▶ [TASK DATA]
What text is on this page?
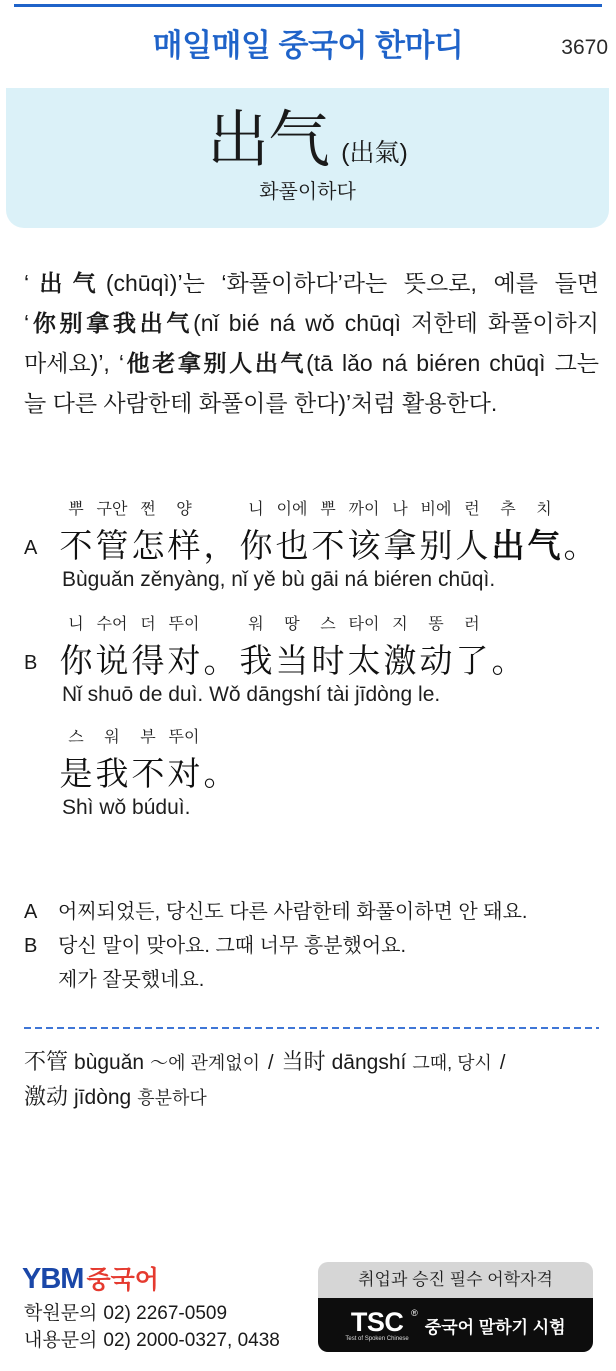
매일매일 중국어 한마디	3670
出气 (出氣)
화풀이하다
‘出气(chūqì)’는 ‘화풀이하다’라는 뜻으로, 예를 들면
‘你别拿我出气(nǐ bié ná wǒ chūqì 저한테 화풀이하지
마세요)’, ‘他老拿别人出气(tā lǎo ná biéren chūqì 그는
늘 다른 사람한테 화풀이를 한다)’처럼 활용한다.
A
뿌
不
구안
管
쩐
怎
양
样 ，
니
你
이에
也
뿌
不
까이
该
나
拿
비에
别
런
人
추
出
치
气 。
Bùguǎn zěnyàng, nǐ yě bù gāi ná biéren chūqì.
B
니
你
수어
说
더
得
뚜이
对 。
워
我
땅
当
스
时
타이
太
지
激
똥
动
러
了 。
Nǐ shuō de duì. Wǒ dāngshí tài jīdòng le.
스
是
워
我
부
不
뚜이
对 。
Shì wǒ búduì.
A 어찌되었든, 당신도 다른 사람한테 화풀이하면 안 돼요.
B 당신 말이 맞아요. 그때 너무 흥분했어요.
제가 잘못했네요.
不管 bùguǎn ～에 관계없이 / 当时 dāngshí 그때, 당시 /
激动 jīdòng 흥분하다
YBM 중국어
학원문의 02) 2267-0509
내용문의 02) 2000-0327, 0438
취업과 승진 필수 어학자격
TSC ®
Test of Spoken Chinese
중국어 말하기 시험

...

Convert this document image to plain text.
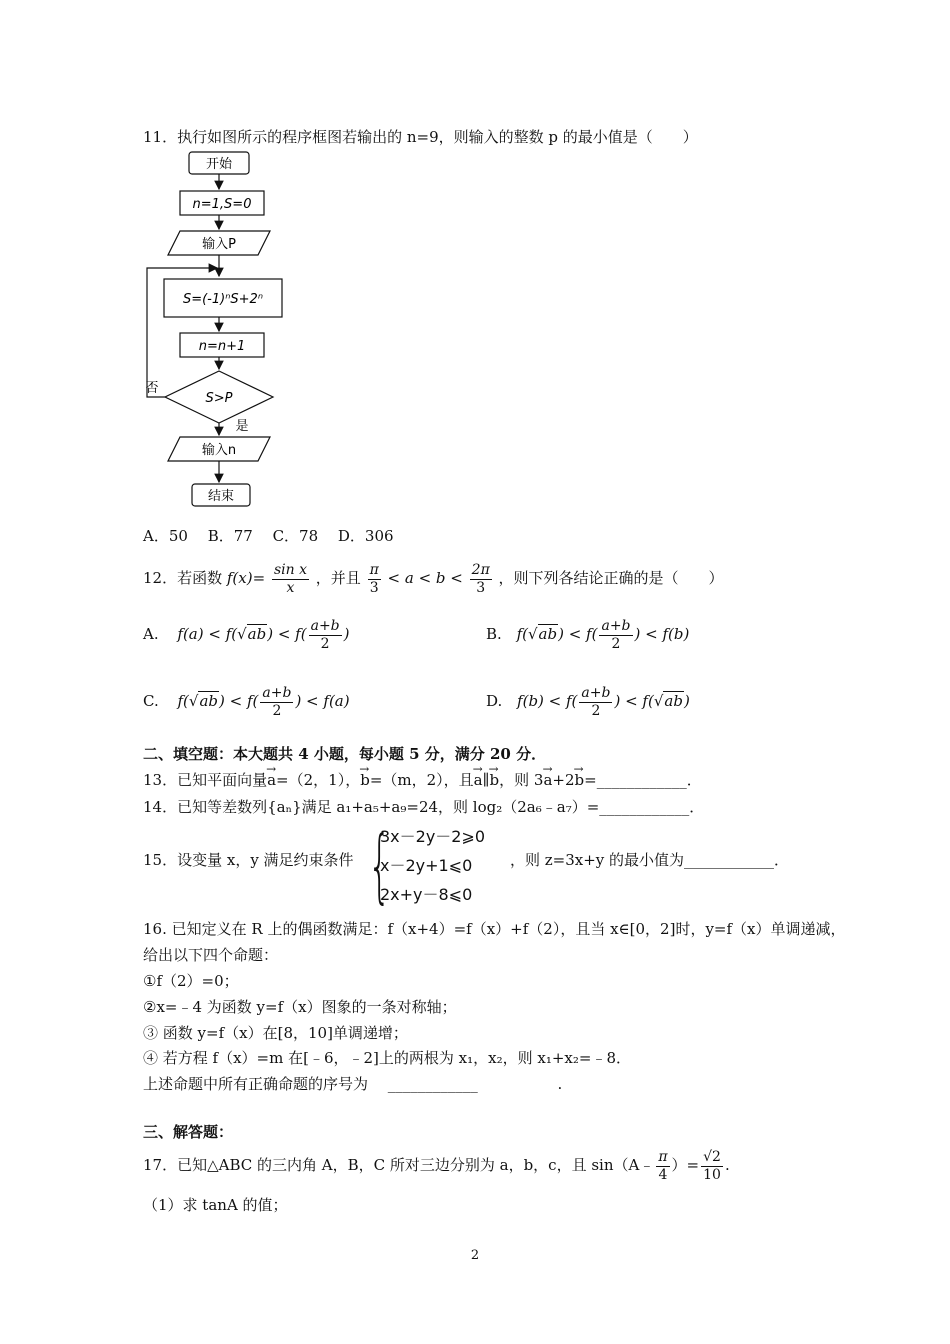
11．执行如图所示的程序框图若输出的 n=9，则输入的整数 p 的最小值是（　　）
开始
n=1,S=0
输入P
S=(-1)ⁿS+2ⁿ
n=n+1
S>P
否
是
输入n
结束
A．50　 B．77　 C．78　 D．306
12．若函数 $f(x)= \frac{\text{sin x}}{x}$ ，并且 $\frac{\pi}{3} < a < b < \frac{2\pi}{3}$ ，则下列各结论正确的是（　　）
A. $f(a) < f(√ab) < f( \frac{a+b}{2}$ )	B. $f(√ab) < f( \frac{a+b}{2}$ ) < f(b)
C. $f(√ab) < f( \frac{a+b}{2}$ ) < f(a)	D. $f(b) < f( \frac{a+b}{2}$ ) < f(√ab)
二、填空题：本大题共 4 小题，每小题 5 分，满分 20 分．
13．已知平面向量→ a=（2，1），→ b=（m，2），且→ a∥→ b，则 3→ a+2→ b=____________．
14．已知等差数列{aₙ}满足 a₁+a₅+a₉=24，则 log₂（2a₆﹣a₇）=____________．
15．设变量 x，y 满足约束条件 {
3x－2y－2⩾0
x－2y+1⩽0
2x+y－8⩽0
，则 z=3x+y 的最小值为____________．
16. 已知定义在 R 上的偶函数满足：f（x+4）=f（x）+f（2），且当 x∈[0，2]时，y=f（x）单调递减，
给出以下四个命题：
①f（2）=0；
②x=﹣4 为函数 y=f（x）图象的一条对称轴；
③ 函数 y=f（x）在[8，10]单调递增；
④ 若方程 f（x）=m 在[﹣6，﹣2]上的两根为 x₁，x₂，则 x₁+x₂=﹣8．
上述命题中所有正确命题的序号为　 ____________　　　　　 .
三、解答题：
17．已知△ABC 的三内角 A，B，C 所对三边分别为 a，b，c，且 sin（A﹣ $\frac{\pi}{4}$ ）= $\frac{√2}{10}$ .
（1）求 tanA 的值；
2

▶ [CHALLENGE] All lines in the data that contain the word "jīdòng" should be copied.

▶ [RESPONSE BELOW]
Nǐ shuō de duì. Wǒ dāngshí tài jīdòng le.
激动 jīdòng 흥분하다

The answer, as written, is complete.